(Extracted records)
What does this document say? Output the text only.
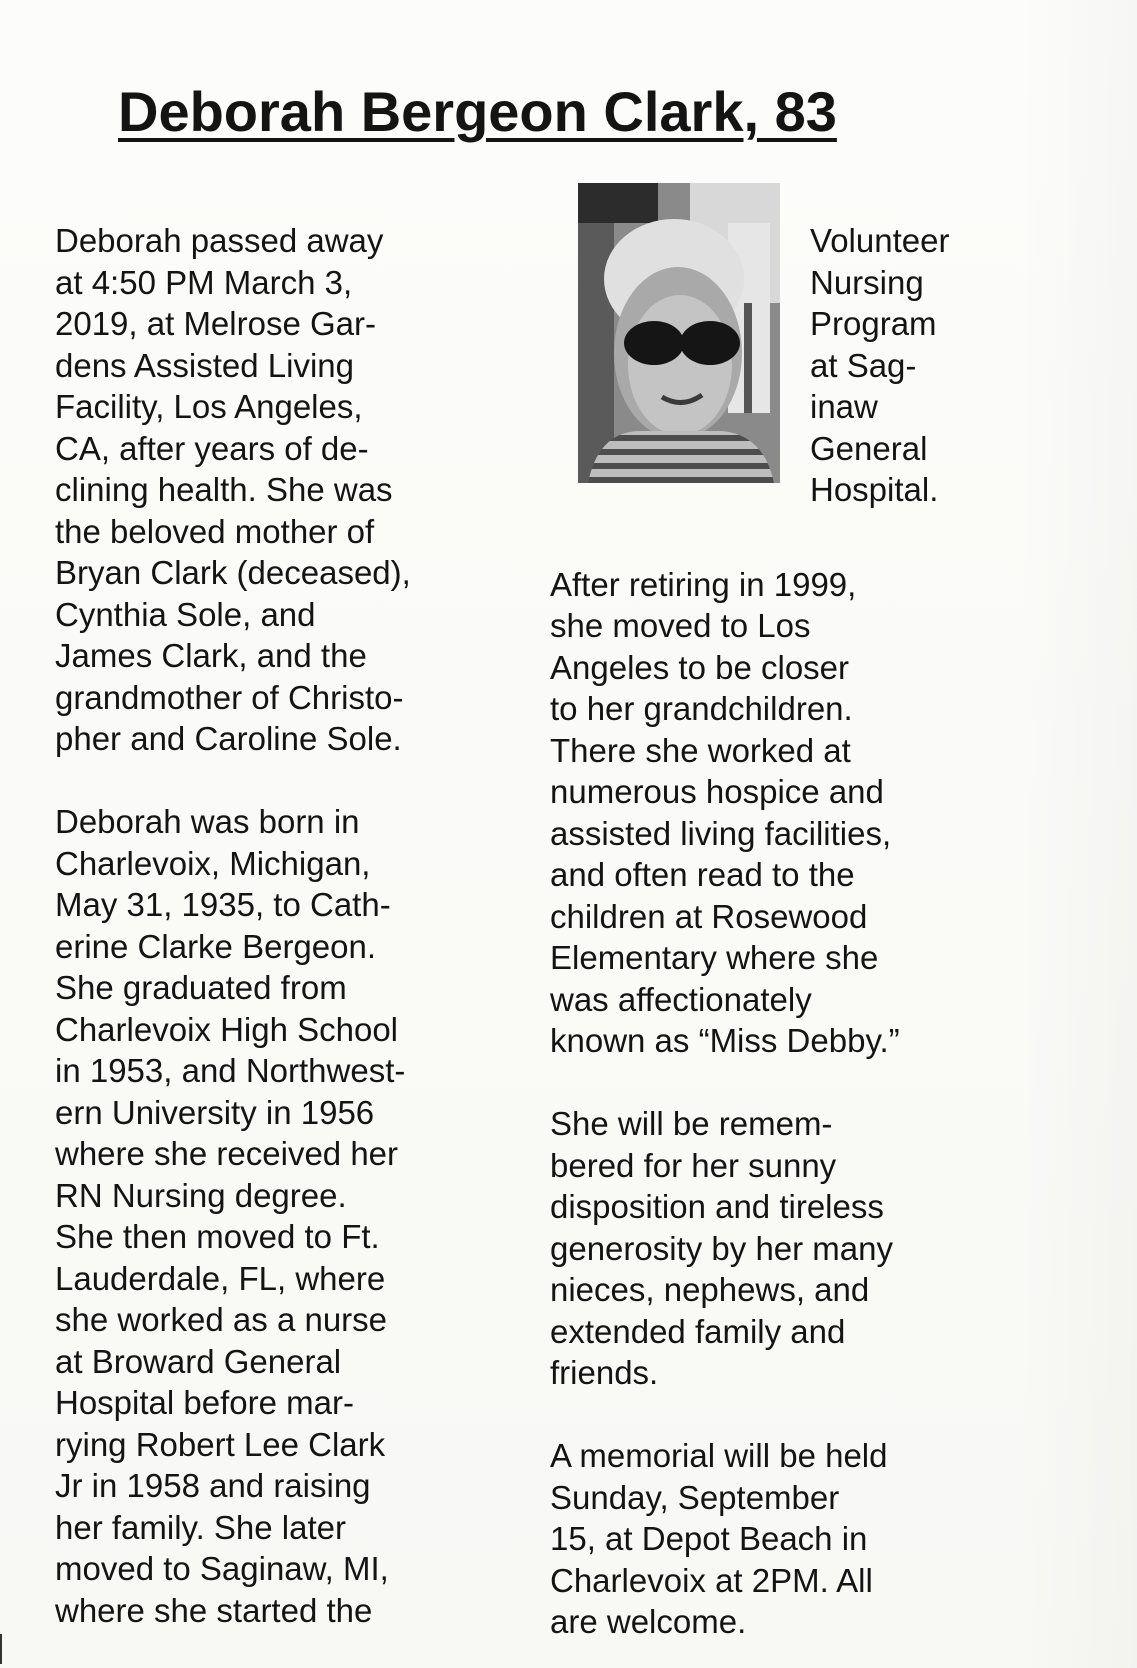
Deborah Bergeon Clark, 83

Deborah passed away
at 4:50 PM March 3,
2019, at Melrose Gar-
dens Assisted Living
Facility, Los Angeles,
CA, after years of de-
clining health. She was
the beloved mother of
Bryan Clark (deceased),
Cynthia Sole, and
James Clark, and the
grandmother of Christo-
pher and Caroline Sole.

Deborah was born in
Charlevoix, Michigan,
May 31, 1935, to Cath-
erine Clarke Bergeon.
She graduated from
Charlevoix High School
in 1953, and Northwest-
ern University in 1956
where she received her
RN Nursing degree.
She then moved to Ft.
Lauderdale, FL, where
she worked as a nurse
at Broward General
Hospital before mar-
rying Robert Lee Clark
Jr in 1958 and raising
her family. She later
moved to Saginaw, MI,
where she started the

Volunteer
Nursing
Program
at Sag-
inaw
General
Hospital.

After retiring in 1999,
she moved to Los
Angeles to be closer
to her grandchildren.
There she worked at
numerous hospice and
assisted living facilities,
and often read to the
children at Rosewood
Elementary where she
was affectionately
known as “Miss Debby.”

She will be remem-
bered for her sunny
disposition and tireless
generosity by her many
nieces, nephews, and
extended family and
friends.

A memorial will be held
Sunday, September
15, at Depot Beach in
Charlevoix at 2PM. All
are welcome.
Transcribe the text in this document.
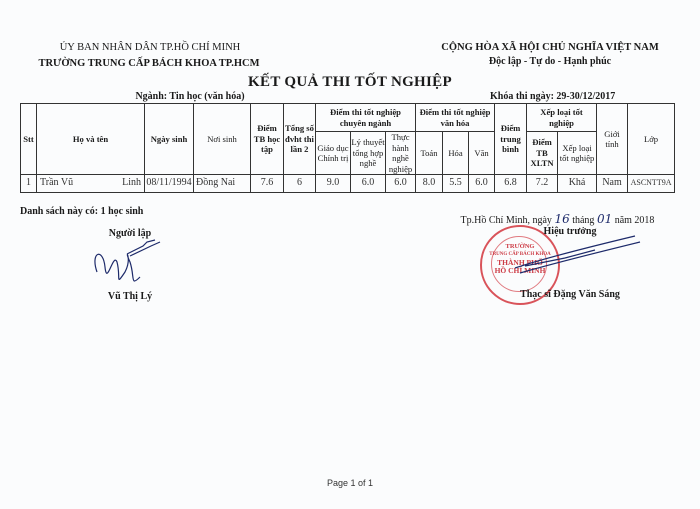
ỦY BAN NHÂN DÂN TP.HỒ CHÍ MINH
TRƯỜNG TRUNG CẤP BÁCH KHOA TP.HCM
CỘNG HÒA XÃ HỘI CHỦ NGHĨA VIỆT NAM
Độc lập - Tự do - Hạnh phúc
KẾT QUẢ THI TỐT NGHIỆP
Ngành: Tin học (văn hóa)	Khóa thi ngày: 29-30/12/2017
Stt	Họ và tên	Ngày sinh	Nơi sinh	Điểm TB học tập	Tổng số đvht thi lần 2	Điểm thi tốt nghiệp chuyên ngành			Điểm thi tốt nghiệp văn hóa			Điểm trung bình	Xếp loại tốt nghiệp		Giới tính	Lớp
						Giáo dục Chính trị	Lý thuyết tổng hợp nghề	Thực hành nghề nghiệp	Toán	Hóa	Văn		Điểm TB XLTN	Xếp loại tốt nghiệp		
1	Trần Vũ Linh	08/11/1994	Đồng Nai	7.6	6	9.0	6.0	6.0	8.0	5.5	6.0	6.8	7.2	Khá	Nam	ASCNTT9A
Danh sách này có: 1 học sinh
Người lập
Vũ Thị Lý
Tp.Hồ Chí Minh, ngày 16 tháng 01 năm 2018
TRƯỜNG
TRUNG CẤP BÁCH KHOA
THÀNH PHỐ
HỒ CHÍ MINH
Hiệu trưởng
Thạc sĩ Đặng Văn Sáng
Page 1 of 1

* * *

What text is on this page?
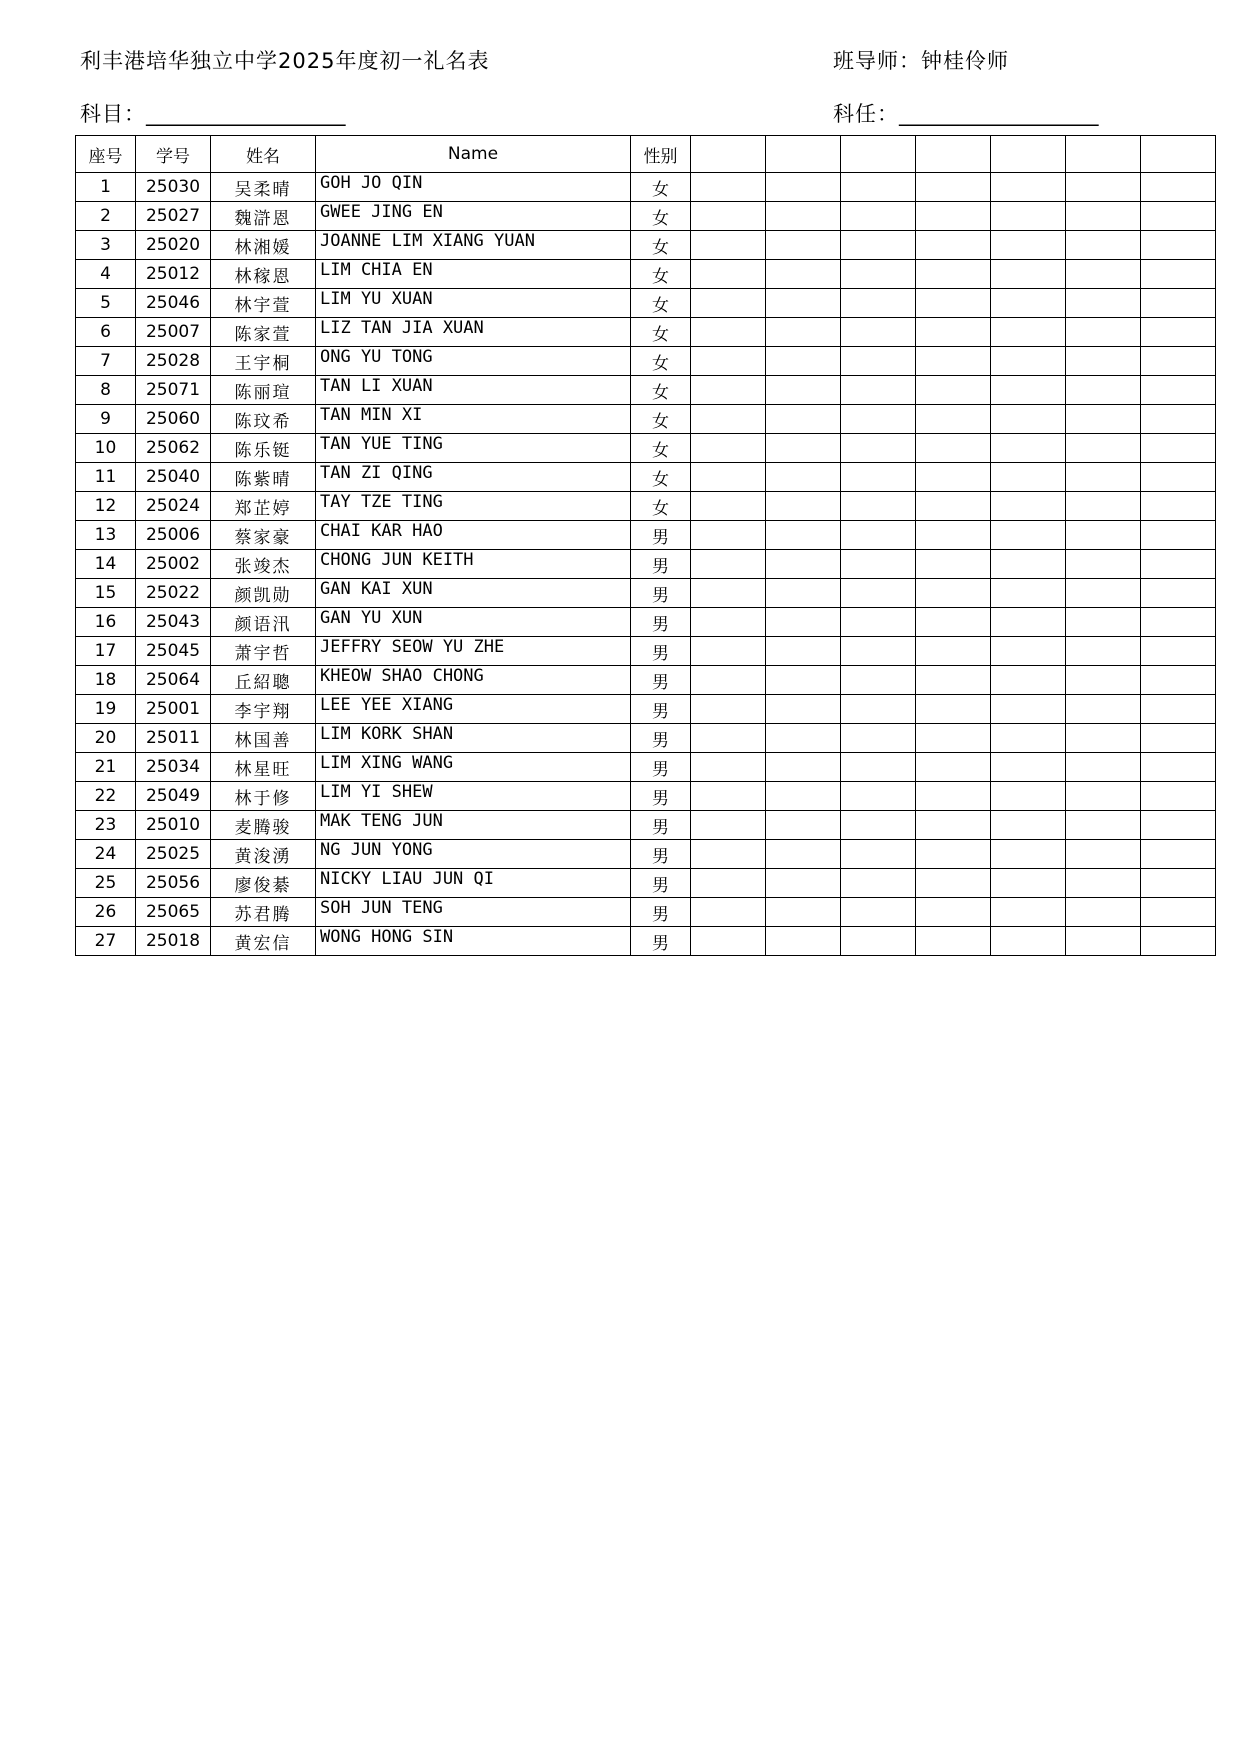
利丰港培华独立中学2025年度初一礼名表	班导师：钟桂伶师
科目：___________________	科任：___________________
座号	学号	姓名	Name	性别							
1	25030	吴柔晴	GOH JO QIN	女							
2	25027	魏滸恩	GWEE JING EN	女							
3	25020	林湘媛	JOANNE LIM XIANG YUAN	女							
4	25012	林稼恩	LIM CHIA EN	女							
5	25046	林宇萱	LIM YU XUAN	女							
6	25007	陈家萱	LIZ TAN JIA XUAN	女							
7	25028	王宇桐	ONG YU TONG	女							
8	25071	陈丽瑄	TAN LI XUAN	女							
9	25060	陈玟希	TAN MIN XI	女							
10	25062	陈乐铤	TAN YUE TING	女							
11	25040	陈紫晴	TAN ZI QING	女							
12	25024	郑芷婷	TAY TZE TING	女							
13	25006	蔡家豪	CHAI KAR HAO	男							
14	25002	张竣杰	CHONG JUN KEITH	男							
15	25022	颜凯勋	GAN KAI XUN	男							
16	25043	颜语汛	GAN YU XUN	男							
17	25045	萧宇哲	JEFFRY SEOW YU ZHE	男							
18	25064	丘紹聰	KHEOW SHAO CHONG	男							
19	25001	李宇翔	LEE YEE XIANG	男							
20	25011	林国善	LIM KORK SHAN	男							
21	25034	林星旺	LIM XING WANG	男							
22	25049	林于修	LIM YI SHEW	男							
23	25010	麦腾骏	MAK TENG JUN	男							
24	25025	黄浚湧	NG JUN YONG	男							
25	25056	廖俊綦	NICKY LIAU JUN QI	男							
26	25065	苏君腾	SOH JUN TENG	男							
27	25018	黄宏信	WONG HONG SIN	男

* * *

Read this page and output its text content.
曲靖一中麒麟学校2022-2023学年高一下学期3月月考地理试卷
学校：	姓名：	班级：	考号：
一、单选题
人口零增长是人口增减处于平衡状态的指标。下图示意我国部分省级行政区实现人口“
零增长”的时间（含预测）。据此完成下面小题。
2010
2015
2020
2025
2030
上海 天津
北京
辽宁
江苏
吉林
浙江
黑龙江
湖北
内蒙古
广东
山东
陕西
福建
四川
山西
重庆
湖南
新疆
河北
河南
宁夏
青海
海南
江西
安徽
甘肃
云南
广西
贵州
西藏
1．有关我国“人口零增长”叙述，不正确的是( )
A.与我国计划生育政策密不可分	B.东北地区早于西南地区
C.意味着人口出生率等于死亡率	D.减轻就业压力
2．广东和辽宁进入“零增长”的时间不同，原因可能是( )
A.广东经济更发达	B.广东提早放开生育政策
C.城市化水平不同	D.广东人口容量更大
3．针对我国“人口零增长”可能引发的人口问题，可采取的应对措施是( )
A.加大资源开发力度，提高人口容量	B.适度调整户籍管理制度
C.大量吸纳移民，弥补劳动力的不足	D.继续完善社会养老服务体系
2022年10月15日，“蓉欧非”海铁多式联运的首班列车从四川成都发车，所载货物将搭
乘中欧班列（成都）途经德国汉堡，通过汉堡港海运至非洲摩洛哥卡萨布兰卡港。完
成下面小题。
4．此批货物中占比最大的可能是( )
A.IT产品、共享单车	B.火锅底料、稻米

→ INSTRUCTION: Copy every line above that holds the word "moved".

→ REPLY:
She then moved to Ft.
moved to Saginaw, MI,
she moved to Los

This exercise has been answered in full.